Given data »

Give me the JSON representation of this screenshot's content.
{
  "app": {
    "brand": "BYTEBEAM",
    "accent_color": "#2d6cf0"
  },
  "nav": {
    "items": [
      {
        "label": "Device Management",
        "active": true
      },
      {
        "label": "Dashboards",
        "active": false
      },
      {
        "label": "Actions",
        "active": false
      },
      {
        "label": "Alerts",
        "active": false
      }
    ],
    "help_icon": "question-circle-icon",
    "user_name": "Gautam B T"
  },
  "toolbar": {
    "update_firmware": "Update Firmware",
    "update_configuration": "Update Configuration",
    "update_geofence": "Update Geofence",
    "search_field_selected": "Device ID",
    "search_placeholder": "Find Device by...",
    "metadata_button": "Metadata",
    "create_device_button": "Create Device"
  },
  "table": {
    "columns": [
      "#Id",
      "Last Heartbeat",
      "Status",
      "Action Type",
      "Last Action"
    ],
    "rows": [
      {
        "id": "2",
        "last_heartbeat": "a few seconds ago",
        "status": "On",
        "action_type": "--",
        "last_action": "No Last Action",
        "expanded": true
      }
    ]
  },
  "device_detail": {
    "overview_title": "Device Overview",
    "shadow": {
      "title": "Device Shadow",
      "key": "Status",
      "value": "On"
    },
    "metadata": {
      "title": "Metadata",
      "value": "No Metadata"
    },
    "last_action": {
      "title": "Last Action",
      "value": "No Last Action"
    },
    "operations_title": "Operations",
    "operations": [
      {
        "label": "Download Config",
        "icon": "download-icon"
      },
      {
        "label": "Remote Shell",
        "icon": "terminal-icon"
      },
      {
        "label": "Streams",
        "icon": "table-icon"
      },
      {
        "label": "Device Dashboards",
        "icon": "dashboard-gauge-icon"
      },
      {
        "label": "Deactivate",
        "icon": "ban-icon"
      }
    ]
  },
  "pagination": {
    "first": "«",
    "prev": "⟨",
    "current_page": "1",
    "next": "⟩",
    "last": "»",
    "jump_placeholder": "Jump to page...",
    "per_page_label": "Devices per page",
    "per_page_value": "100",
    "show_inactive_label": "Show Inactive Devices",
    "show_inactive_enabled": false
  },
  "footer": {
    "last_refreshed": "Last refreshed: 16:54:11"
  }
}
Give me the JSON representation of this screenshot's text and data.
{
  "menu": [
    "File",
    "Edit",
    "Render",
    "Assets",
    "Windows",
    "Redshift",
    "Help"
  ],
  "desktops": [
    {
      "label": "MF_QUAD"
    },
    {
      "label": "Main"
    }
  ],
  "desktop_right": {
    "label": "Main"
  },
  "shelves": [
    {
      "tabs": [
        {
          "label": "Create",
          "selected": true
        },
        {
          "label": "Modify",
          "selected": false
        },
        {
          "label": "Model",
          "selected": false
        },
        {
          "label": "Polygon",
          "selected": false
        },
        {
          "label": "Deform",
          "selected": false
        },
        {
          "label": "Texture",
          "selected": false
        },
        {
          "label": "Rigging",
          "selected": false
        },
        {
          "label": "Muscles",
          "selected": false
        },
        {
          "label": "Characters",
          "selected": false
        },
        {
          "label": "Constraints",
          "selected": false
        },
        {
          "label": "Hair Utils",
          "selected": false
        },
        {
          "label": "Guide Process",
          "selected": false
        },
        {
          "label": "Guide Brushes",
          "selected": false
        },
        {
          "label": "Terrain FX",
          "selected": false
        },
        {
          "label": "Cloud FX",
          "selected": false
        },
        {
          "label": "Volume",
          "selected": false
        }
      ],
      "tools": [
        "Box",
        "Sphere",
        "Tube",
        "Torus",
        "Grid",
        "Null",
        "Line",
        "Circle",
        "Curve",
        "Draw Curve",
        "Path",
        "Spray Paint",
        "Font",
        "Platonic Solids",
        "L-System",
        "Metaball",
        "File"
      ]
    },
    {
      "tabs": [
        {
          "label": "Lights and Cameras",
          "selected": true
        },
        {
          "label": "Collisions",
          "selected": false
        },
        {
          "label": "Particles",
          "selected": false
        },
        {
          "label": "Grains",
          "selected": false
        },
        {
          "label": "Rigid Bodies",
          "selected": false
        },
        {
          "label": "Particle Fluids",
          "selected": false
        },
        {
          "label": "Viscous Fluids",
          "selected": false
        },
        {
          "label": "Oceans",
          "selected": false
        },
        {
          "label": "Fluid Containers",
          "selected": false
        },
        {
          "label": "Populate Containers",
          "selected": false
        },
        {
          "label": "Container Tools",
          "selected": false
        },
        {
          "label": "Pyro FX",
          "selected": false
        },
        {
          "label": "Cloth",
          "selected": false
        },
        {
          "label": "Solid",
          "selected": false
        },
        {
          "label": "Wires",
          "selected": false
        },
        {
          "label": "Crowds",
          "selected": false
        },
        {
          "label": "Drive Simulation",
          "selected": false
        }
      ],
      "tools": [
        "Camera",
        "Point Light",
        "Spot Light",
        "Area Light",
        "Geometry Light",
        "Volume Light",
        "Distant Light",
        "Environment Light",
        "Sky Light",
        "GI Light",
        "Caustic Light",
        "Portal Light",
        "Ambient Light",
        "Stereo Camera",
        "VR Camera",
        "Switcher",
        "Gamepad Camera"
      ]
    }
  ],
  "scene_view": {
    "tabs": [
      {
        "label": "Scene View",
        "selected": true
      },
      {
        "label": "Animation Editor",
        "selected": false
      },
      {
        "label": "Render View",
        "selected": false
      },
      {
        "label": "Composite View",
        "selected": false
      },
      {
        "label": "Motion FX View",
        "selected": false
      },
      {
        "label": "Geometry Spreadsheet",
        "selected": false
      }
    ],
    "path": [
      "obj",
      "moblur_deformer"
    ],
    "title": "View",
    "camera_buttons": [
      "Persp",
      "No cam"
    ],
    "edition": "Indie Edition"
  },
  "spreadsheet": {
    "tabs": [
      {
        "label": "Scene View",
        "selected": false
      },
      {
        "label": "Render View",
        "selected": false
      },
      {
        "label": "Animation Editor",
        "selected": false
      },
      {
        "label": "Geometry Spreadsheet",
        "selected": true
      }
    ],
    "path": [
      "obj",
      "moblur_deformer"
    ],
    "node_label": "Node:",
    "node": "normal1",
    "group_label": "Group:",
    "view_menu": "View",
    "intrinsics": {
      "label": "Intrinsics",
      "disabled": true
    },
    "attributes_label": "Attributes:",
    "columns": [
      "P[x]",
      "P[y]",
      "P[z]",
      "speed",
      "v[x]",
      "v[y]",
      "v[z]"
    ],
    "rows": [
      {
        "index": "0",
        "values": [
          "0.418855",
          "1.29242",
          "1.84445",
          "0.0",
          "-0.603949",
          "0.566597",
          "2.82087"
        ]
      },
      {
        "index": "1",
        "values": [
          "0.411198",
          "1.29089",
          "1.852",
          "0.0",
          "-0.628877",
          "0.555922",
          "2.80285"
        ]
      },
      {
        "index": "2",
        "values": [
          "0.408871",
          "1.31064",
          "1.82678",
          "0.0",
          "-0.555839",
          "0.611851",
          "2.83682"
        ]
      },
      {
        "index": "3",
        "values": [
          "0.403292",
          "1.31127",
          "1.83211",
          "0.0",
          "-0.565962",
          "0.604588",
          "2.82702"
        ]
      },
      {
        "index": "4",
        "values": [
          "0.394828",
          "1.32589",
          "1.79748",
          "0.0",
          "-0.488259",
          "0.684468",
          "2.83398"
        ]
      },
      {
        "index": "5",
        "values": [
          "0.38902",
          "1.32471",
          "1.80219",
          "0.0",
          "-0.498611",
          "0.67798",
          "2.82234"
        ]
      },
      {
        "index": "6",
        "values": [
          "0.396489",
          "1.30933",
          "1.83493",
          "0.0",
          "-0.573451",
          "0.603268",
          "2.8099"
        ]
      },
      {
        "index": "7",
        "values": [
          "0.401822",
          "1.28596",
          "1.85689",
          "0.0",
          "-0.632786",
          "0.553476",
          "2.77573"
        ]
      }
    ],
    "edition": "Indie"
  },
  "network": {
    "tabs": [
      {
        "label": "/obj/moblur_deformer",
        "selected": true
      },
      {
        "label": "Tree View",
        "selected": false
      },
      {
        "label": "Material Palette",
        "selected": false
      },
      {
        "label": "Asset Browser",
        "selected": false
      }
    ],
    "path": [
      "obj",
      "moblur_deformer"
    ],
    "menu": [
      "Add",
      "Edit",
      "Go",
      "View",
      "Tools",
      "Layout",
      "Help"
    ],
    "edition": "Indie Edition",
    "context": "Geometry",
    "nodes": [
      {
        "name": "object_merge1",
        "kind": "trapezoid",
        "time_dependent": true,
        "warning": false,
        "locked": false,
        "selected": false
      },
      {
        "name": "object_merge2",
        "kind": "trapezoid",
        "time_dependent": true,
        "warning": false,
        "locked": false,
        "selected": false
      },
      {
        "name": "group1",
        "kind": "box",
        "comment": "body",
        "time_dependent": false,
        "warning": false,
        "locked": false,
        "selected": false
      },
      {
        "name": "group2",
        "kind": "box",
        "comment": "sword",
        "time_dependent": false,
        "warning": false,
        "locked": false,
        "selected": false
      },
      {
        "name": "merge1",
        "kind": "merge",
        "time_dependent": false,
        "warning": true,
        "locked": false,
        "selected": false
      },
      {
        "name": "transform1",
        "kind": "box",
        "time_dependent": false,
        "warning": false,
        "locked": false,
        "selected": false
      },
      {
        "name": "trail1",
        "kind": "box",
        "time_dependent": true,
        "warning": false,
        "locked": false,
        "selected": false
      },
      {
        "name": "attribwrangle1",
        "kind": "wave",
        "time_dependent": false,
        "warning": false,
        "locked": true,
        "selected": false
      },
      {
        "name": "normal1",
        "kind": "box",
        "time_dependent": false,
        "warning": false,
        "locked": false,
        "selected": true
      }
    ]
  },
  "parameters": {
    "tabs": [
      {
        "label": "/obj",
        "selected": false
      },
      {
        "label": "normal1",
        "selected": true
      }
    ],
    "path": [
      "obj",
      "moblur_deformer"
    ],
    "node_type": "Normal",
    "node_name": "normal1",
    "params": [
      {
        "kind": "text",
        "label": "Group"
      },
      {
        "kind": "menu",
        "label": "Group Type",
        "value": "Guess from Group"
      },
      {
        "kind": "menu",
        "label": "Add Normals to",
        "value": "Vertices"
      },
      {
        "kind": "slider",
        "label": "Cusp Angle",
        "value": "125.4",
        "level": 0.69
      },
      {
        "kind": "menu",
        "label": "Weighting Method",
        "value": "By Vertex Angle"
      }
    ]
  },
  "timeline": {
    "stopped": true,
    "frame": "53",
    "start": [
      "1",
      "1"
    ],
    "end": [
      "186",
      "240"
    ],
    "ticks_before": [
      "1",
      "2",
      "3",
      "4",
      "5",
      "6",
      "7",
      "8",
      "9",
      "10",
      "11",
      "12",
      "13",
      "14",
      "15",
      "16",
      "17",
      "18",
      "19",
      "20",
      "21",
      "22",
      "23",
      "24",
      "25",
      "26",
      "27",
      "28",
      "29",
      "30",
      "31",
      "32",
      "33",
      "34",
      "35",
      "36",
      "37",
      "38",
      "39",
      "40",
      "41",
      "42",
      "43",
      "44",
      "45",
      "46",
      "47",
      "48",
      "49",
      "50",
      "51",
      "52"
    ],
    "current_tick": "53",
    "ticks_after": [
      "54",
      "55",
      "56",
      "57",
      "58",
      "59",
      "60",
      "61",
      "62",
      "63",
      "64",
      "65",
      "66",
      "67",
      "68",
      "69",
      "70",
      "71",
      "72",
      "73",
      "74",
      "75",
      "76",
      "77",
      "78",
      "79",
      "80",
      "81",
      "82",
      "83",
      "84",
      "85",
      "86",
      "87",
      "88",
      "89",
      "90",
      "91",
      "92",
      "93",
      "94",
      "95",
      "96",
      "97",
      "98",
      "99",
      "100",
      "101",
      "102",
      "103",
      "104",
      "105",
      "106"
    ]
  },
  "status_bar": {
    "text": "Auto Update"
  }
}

Set exercise » Using the listing, copy every line where the word "edition" shows up.

Answer to this task »
    "edition": "Indie Edition"
    "edition": "Indie"
    "edition": "Indie Edition",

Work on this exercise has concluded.